-- start RECORDS FOR THE TASK --

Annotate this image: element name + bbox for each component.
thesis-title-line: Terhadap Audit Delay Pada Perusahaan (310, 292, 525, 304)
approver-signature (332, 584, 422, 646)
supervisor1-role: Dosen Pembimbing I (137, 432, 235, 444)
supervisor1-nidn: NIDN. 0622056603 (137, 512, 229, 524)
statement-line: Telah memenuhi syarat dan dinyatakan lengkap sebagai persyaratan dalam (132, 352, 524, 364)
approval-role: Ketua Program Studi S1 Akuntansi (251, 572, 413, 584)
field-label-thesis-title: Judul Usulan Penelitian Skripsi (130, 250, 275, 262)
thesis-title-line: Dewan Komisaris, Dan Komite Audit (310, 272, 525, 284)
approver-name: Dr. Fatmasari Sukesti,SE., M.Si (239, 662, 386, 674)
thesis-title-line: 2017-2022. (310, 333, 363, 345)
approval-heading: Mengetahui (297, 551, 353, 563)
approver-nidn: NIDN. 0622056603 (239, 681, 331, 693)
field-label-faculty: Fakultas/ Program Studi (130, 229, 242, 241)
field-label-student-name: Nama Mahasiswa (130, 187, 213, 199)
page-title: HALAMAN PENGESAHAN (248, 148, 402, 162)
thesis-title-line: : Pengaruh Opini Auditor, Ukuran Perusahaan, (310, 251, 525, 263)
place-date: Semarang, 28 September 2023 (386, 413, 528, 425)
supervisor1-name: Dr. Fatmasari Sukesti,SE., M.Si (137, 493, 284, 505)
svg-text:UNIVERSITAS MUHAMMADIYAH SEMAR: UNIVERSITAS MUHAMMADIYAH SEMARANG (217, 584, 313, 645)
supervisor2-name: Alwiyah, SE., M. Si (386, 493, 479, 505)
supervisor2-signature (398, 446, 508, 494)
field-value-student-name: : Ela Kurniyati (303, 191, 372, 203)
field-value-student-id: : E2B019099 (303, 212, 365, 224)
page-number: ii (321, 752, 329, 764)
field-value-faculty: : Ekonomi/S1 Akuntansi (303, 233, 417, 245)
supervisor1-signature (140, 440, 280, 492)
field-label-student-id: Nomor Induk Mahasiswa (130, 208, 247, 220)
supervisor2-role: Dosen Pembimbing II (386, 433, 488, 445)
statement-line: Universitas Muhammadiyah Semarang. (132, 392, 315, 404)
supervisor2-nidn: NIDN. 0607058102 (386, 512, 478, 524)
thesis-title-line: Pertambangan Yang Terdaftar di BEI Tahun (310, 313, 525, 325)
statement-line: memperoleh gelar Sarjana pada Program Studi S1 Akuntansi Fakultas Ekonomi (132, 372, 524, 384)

-- end RECORDS FOR THE TASK --

Reproduce the listing above line for line, leaving every character unchanged.

RESULT FOR THIS TASK:
Annotate this image: element name + bbox for each component.
thesis-title-line: Terhadap Audit Delay Pada Perusahaan (310, 292, 525, 304)
approver-signature (332, 584, 422, 646)
supervisor1-role: Dosen Pembimbing I (137, 432, 235, 444)
supervisor1-nidn: NIDN. 0622056603 (137, 512, 229, 524)
statement-line: Telah memenuhi syarat dan dinyatakan lengkap sebagai persyaratan dalam (132, 352, 524, 364)
approval-role: Ketua Program Studi S1 Akuntansi (251, 572, 413, 584)
field-label-thesis-title: Judul Usulan Penelitian Skripsi (130, 250, 275, 262)
thesis-title-line: Dewan Komisaris, Dan Komite Audit (310, 272, 525, 284)
approver-name: Dr. Fatmasari Sukesti,SE., M.Si (239, 662, 386, 674)
thesis-title-line: 2017-2022. (310, 333, 363, 345)
approval-heading: Mengetahui (297, 551, 353, 563)
approver-nidn: NIDN. 0622056603 (239, 681, 331, 693)
field-label-faculty: Fakultas/ Program Studi (130, 229, 242, 241)
field-label-student-name: Nama Mahasiswa (130, 187, 213, 199)
page-title: HALAMAN PENGESAHAN (248, 148, 402, 162)
thesis-title-line: : Pengaruh Opini Auditor, Ukuran Perusahaan, (310, 251, 525, 263)
place-date: Semarang, 28 September 2023 (386, 413, 528, 425)
supervisor1-name: Dr. Fatmasari Sukesti,SE., M.Si (137, 493, 284, 505)
svg-text:UNIVERSITAS MUHAMMADIYAH SEMAR: UNIVERSITAS MUHAMMADIYAH SEMARANG (217, 584, 313, 645)
supervisor2-name: Alwiyah, SE., M. Si (386, 493, 479, 505)
supervisor2-signature (398, 446, 508, 494)
field-value-student-name: : Ela Kurniyati (303, 191, 372, 203)
field-value-student-id: : E2B019099 (303, 212, 365, 224)
page-number: ii (321, 752, 329, 764)
field-value-faculty: : Ekonomi/S1 Akuntansi (303, 233, 417, 245)
supervisor1-signature (140, 440, 280, 492)
field-label-student-id: Nomor Induk Mahasiswa (130, 208, 247, 220)
supervisor2-role: Dosen Pembimbing II (386, 433, 488, 445)
statement-line: Universitas Muhammadiyah Semarang. (132, 392, 315, 404)
supervisor2-nidn: NIDN. 0607058102 (386, 512, 478, 524)
thesis-title-line: Pertambangan Yang Terdaftar di BEI Tahun (310, 313, 525, 325)
statement-line: memperoleh gelar Sarjana pada Program Studi S1 Akuntansi Fakultas Ekonomi (132, 372, 524, 384)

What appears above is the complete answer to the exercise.